# Exercise brief:
Say only how many lines contain the word "SRMTID".

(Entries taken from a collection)
## Begin
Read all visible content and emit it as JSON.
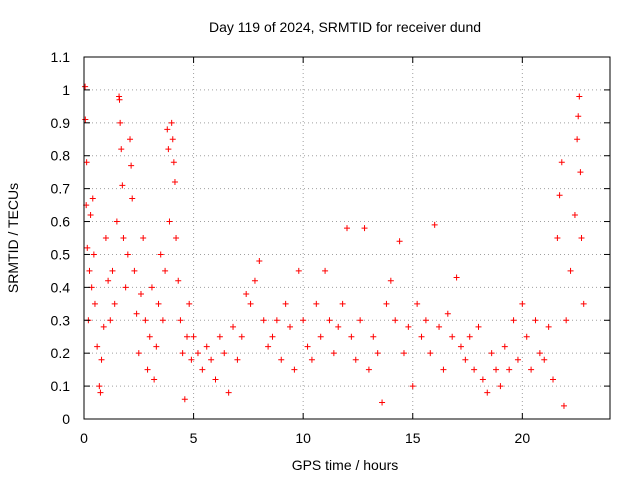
{
  "chart_data": {
    "type": "scatter",
    "title": "Day 119 of 2024, SRMTID for receiver dund",
    "xlabel": "GPS time / hours",
    "ylabel": "SRMTID / TECUs",
    "xlim": [
      0,
      24
    ],
    "ylim": [
      0,
      1.1
    ],
    "xticks": [
      0,
      5,
      10,
      15,
      20
    ],
    "yticks": [
      0,
      0.1,
      0.2,
      0.3,
      0.4,
      0.5,
      0.6,
      0.7,
      0.8,
      0.9,
      1,
      1.1
    ],
    "xtick_labels": [
      "0",
      "5",
      "10",
      "15",
      "20"
    ],
    "ytick_labels": [
      "0",
      "0.1",
      "0.2",
      "0.3",
      "0.4",
      "0.5",
      "0.6",
      "0.7",
      "0.8",
      "0.9",
      "1",
      "1.1"
    ],
    "grid": true,
    "marker": "+",
    "color": "#ff0000",
    "series": [
      {
        "name": "SRMTID",
        "points": [
          [
            0.05,
            1.01
          ],
          [
            0.06,
            0.91
          ],
          [
            0.12,
            0.78
          ],
          [
            0.1,
            0.65
          ],
          [
            0.15,
            0.52
          ],
          [
            0.2,
            0.3
          ],
          [
            0.25,
            0.45
          ],
          [
            0.3,
            0.62
          ],
          [
            0.35,
            0.4
          ],
          [
            0.4,
            0.67
          ],
          [
            0.45,
            0.5
          ],
          [
            0.5,
            0.35
          ],
          [
            0.6,
            0.22
          ],
          [
            0.7,
            0.1
          ],
          [
            0.75,
            0.08
          ],
          [
            0.8,
            0.18
          ],
          [
            0.9,
            0.28
          ],
          [
            1.0,
            0.55
          ],
          [
            1.1,
            0.42
          ],
          [
            1.2,
            0.3
          ],
          [
            1.3,
            0.45
          ],
          [
            1.4,
            0.35
          ],
          [
            1.5,
            0.6
          ],
          [
            1.6,
            0.98
          ],
          [
            1.62,
            0.97
          ],
          [
            1.65,
            0.9
          ],
          [
            1.7,
            0.82
          ],
          [
            1.75,
            0.71
          ],
          [
            1.8,
            0.55
          ],
          [
            1.9,
            0.4
          ],
          [
            2.0,
            0.5
          ],
          [
            2.1,
            0.85
          ],
          [
            2.15,
            0.77
          ],
          [
            2.2,
            0.67
          ],
          [
            2.3,
            0.45
          ],
          [
            2.4,
            0.32
          ],
          [
            2.5,
            0.2
          ],
          [
            2.6,
            0.38
          ],
          [
            2.7,
            0.55
          ],
          [
            2.8,
            0.3
          ],
          [
            2.9,
            0.15
          ],
          [
            3.0,
            0.25
          ],
          [
            3.1,
            0.4
          ],
          [
            3.2,
            0.12
          ],
          [
            3.3,
            0.22
          ],
          [
            3.4,
            0.35
          ],
          [
            3.5,
            0.5
          ],
          [
            3.6,
            0.3
          ],
          [
            3.7,
            0.45
          ],
          [
            3.8,
            0.88
          ],
          [
            3.85,
            0.82
          ],
          [
            3.9,
            0.6
          ],
          [
            4.0,
            0.9
          ],
          [
            4.05,
            0.85
          ],
          [
            4.1,
            0.78
          ],
          [
            4.15,
            0.72
          ],
          [
            4.2,
            0.55
          ],
          [
            4.3,
            0.42
          ],
          [
            4.4,
            0.3
          ],
          [
            4.5,
            0.2
          ],
          [
            4.6,
            0.06
          ],
          [
            4.7,
            0.25
          ],
          [
            4.8,
            0.35
          ],
          [
            4.9,
            0.18
          ],
          [
            5.0,
            0.25
          ],
          [
            5.2,
            0.2
          ],
          [
            5.4,
            0.15
          ],
          [
            5.6,
            0.22
          ],
          [
            5.8,
            0.18
          ],
          [
            6.0,
            0.12
          ],
          [
            6.2,
            0.25
          ],
          [
            6.4,
            0.2
          ],
          [
            6.6,
            0.08
          ],
          [
            6.8,
            0.28
          ],
          [
            7.0,
            0.18
          ],
          [
            7.2,
            0.25
          ],
          [
            7.4,
            0.38
          ],
          [
            7.6,
            0.35
          ],
          [
            7.8,
            0.42
          ],
          [
            8.0,
            0.48
          ],
          [
            8.2,
            0.3
          ],
          [
            8.4,
            0.22
          ],
          [
            8.6,
            0.25
          ],
          [
            8.8,
            0.3
          ],
          [
            9.0,
            0.18
          ],
          [
            9.2,
            0.35
          ],
          [
            9.4,
            0.28
          ],
          [
            9.6,
            0.15
          ],
          [
            9.8,
            0.45
          ],
          [
            10.0,
            0.3
          ],
          [
            10.2,
            0.22
          ],
          [
            10.4,
            0.18
          ],
          [
            10.6,
            0.35
          ],
          [
            10.8,
            0.25
          ],
          [
            11.0,
            0.45
          ],
          [
            11.2,
            0.3
          ],
          [
            11.4,
            0.2
          ],
          [
            11.6,
            0.28
          ],
          [
            11.8,
            0.35
          ],
          [
            12.0,
            0.58
          ],
          [
            12.2,
            0.25
          ],
          [
            12.4,
            0.18
          ],
          [
            12.6,
            0.3
          ],
          [
            12.8,
            0.58
          ],
          [
            13.0,
            0.15
          ],
          [
            13.2,
            0.25
          ],
          [
            13.4,
            0.2
          ],
          [
            13.6,
            0.05
          ],
          [
            13.8,
            0.35
          ],
          [
            14.0,
            0.42
          ],
          [
            14.2,
            0.3
          ],
          [
            14.4,
            0.54
          ],
          [
            14.6,
            0.2
          ],
          [
            14.8,
            0.28
          ],
          [
            15.0,
            0.1
          ],
          [
            15.2,
            0.35
          ],
          [
            15.4,
            0.25
          ],
          [
            15.6,
            0.3
          ],
          [
            15.8,
            0.2
          ],
          [
            16.0,
            0.59
          ],
          [
            16.2,
            0.28
          ],
          [
            16.4,
            0.15
          ],
          [
            16.6,
            0.32
          ],
          [
            16.8,
            0.25
          ],
          [
            17.0,
            0.43
          ],
          [
            17.2,
            0.22
          ],
          [
            17.4,
            0.18
          ],
          [
            17.6,
            0.25
          ],
          [
            17.8,
            0.15
          ],
          [
            18.0,
            0.28
          ],
          [
            18.2,
            0.12
          ],
          [
            18.4,
            0.08
          ],
          [
            18.6,
            0.2
          ],
          [
            18.8,
            0.15
          ],
          [
            19.0,
            0.1
          ],
          [
            19.2,
            0.22
          ],
          [
            19.4,
            0.15
          ],
          [
            19.6,
            0.3
          ],
          [
            19.8,
            0.18
          ],
          [
            20.0,
            0.35
          ],
          [
            20.2,
            0.25
          ],
          [
            20.4,
            0.15
          ],
          [
            20.6,
            0.3
          ],
          [
            20.8,
            0.2
          ],
          [
            21.0,
            0.18
          ],
          [
            21.2,
            0.28
          ],
          [
            21.4,
            0.12
          ],
          [
            21.6,
            0.55
          ],
          [
            21.7,
            0.68
          ],
          [
            21.8,
            0.78
          ],
          [
            21.9,
            0.04
          ],
          [
            22.0,
            0.3
          ],
          [
            22.2,
            0.45
          ],
          [
            22.4,
            0.62
          ],
          [
            22.5,
            0.85
          ],
          [
            22.55,
            0.92
          ],
          [
            22.6,
            0.98
          ],
          [
            22.65,
            0.75
          ],
          [
            22.7,
            0.55
          ],
          [
            22.8,
            0.35
          ]
        ]
      }
    ]
  }
}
## End
# Exercise result:
3